* Task inputs *
================================
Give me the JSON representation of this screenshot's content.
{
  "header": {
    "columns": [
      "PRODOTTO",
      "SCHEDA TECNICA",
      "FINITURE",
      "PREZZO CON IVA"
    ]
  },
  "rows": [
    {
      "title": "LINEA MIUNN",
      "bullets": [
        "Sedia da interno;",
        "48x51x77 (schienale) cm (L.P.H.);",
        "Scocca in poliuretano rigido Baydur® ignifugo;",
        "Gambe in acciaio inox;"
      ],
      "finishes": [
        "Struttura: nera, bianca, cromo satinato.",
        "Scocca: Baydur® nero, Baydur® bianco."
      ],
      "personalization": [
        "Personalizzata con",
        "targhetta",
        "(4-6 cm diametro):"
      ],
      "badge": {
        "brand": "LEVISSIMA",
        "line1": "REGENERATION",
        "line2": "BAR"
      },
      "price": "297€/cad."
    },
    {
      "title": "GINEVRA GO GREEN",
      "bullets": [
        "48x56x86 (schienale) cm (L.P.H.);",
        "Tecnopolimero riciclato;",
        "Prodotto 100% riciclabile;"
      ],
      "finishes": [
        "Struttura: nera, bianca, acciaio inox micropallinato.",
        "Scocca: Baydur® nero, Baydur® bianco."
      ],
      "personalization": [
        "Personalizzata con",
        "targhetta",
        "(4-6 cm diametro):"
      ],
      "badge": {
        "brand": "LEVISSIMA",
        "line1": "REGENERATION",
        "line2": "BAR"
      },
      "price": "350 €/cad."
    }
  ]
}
================================
* Request *
Extract the listing in its entirety, matching it exactly.

* Response *
Give me the JSON representation of this screenshot's content.
{
  "header": {
    "columns": [
      "PRODOTTO",
      "SCHEDA TECNICA",
      "FINITURE",
      "PREZZO CON IVA"
    ]
  },
  "rows": [
    {
      "title": "LINEA MIUNN",
      "bullets": [
        "Sedia da interno;",
        "48x51x77 (schienale) cm (L.P.H.);",
        "Scocca in poliuretano rigido Baydur® ignifugo;",
        "Gambe in acciaio inox;"
      ],
      "finishes": [
        "Struttura: nera, bianca, cromo satinato.",
        "Scocca: Baydur® nero, Baydur® bianco."
      ],
      "personalization": [
        "Personalizzata con",
        "targhetta",
        "(4-6 cm diametro):"
      ],
      "badge": {
        "brand": "LEVISSIMA",
        "line1": "REGENERATION",
        "line2": "BAR"
      },
      "price": "297€/cad."
    },
    {
      "title": "GINEVRA GO GREEN",
      "bullets": [
        "48x56x86 (schienale) cm (L.P.H.);",
        "Tecnopolimero riciclato;",
        "Prodotto 100% riciclabile;"
      ],
      "finishes": [
        "Struttura: nera, bianca, acciaio inox micropallinato.",
        "Scocca: Baydur® nero, Baydur® bianco."
      ],
      "personalization": [
        "Personalizzata con",
        "targhetta",
        "(4-6 cm diametro):"
      ],
      "badge": {
        "brand": "LEVISSIMA",
        "line1": "REGENERATION",
        "line2": "BAR"
      },
      "price": "350 €/cad."
    }
  ]
}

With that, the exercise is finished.